Dataset items

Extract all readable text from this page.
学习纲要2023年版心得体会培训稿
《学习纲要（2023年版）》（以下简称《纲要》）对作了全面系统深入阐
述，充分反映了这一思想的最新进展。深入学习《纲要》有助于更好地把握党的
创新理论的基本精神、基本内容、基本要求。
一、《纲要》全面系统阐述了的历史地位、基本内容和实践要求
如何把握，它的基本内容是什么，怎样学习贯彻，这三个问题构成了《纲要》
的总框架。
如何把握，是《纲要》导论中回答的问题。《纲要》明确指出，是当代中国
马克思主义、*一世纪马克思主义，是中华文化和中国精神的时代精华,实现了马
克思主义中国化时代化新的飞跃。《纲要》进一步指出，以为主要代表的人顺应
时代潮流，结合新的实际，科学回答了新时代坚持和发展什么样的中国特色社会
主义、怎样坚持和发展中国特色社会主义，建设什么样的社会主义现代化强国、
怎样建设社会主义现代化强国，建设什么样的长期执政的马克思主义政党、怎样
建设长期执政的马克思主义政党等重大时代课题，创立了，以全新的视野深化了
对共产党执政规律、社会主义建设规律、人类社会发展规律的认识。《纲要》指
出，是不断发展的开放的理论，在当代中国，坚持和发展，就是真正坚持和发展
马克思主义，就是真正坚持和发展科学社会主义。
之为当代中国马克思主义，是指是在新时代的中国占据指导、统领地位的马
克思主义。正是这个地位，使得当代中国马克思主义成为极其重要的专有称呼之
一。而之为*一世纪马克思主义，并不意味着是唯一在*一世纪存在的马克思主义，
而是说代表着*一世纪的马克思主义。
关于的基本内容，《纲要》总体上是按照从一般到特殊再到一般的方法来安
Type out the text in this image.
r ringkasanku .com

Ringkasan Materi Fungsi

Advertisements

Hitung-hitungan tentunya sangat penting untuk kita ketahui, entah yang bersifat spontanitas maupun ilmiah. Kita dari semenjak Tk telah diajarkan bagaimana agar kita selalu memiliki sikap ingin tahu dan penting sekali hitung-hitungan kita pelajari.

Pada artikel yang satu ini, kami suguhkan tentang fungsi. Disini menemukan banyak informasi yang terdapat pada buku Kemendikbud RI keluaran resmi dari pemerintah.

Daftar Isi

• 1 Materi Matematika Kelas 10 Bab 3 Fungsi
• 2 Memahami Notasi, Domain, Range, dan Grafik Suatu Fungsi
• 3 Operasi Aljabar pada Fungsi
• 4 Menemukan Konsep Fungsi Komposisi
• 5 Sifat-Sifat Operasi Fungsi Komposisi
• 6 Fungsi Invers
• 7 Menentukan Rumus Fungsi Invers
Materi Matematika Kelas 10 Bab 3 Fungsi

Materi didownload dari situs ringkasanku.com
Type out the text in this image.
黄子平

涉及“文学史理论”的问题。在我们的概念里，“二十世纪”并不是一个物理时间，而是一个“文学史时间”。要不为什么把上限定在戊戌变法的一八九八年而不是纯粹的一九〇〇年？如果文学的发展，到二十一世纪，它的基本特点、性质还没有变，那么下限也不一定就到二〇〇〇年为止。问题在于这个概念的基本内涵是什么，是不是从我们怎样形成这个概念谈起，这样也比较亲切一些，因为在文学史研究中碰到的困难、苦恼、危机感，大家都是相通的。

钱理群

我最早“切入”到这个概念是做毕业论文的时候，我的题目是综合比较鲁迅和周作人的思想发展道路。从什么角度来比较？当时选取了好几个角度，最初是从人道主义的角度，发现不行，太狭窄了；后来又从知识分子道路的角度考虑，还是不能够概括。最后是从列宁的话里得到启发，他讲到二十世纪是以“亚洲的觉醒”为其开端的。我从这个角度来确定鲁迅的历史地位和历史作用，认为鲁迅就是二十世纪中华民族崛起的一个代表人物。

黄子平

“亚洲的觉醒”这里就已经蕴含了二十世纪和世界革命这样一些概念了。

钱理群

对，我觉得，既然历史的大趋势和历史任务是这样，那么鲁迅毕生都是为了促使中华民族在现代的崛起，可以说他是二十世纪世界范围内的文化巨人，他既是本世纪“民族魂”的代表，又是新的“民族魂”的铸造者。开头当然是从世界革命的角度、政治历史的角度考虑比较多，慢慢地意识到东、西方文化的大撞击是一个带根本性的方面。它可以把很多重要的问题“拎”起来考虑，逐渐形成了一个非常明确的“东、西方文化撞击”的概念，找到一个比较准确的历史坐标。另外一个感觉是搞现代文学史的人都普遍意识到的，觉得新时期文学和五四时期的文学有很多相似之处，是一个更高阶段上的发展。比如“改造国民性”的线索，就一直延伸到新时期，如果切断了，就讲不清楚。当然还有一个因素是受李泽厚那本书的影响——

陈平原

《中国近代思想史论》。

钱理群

- **EXERCISE GOAL**
Look for the word "pada" in every line of the listing and copy the lines that have it.

- **RIGHT ANSWER**
Pada artikel yang satu ini, kami suguhkan tentang fungsi. Disini menemukan banyak informasi yang terdapat pada buku Kemendikbud RI keluaran resmi dari pemerintah.
• 3 Operasi Aljabar pada Fungsi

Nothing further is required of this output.